## EXERCISE PROMPT
Look through the data below. Collect every line where the word "الآية" occurs.

>> START THE DATA

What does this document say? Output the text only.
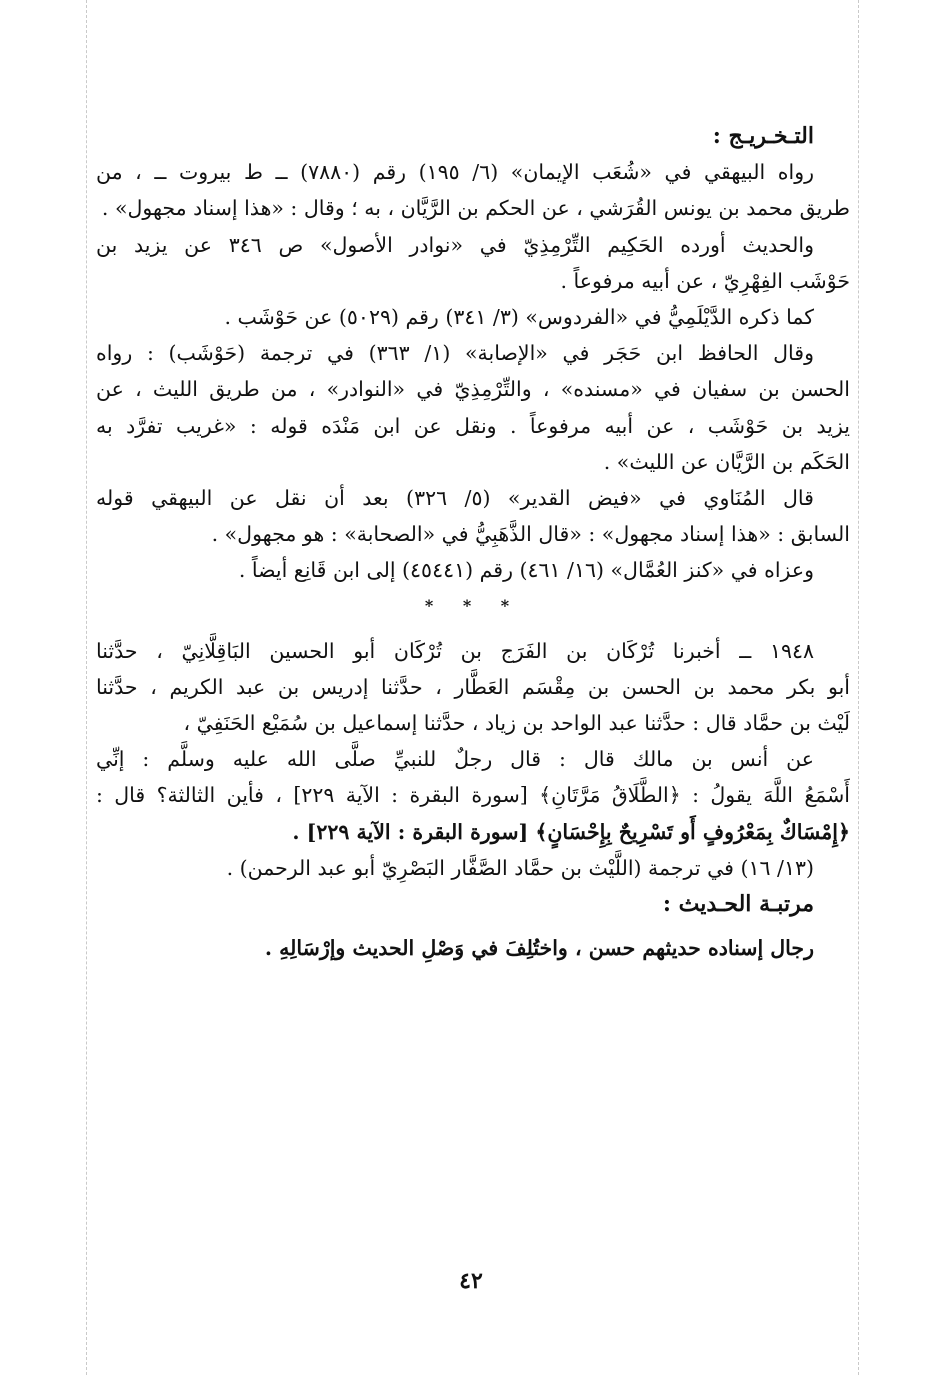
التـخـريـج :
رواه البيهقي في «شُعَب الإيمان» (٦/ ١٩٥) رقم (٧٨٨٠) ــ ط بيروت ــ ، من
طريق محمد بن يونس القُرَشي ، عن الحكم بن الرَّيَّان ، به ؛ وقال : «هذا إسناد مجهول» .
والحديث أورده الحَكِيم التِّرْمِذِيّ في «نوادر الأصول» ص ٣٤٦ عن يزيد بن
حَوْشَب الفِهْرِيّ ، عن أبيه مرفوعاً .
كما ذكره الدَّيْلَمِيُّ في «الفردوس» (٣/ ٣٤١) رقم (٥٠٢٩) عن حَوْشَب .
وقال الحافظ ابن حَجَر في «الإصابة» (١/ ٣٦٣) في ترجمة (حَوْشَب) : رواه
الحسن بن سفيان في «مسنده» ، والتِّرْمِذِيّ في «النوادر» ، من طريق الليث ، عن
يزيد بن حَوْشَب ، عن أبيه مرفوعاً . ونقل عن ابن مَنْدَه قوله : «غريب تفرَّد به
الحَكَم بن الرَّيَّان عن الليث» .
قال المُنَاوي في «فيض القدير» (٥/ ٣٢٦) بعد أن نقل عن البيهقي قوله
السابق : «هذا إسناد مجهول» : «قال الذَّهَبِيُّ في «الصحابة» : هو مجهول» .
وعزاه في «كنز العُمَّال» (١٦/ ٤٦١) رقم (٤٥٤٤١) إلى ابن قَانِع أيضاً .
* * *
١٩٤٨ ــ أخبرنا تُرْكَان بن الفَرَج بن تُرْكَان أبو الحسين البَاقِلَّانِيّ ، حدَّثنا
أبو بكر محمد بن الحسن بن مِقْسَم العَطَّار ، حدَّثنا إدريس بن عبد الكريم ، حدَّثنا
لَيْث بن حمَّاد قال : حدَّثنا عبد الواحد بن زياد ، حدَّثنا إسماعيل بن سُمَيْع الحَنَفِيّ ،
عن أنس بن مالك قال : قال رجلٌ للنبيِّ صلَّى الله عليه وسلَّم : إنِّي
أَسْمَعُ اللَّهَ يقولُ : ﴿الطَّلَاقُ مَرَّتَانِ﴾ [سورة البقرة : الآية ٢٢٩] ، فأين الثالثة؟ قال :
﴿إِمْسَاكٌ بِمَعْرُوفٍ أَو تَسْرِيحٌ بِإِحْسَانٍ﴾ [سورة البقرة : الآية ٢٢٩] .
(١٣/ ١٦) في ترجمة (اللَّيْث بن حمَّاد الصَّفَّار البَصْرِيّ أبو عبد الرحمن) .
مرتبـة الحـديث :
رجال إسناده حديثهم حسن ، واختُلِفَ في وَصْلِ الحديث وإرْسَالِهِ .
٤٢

>> END THE DATA
>> START THE DATA

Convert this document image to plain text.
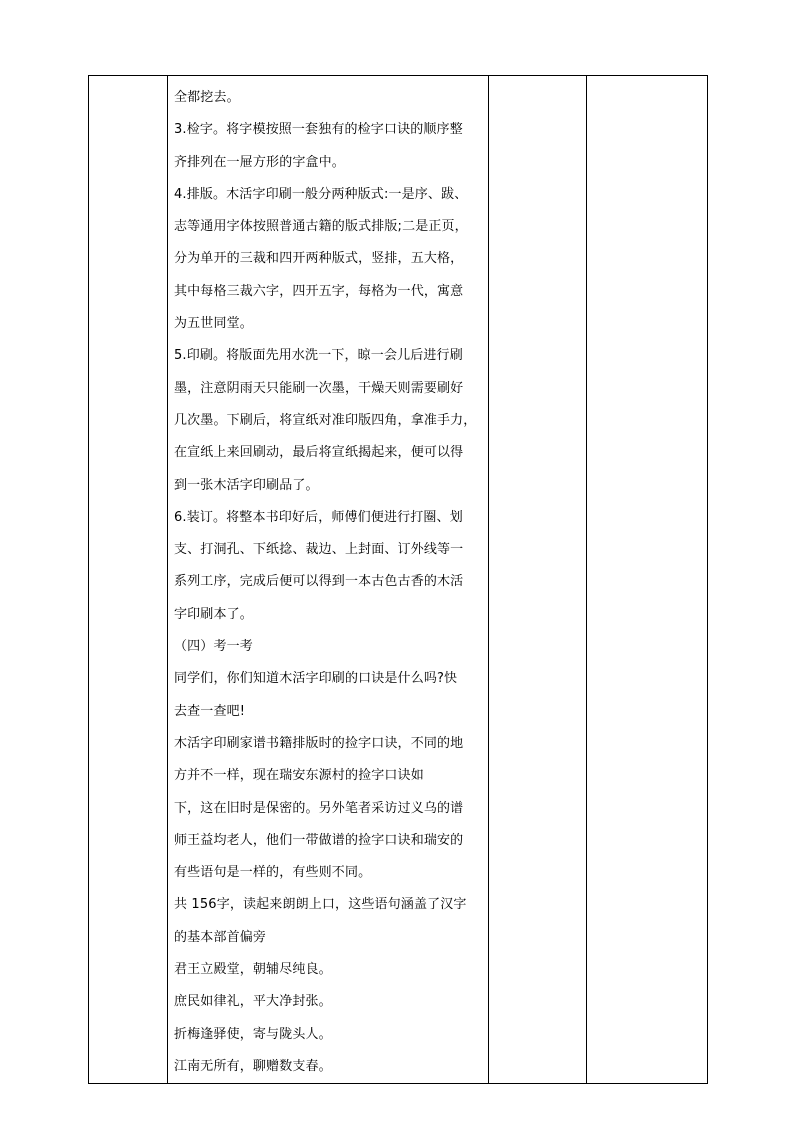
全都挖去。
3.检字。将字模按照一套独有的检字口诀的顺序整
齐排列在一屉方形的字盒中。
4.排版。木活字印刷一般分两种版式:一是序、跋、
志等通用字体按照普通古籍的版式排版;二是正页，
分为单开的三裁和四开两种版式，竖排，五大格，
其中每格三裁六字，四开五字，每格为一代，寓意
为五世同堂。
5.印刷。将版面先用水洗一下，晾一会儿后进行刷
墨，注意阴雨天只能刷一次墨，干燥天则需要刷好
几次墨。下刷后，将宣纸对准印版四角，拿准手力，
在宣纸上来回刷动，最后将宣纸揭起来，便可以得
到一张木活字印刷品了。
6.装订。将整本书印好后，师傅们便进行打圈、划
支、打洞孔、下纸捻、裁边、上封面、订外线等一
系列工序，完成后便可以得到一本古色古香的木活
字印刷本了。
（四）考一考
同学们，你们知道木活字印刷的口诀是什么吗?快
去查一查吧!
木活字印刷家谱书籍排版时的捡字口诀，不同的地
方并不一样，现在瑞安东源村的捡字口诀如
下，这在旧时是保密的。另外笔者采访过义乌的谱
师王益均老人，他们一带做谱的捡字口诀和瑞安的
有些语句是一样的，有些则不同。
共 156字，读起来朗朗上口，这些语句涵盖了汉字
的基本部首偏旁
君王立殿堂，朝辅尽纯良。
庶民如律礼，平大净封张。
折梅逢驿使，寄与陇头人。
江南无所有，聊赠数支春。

>> END THE DATA

## THE REPLY
أَسْمَعُ اللَّهَ يقولُ : ﴿الطَّلَاقُ مَرَّتَانِ﴾ [سورة البقرة : الآية ٢٢٩] ، فأين الثالثة؟ قال :
﴿إِمْسَاكٌ بِمَعْرُوفٍ أَو تَسْرِيحٌ بِإِحْسَانٍ﴾ [سورة البقرة : الآية ٢٢٩] .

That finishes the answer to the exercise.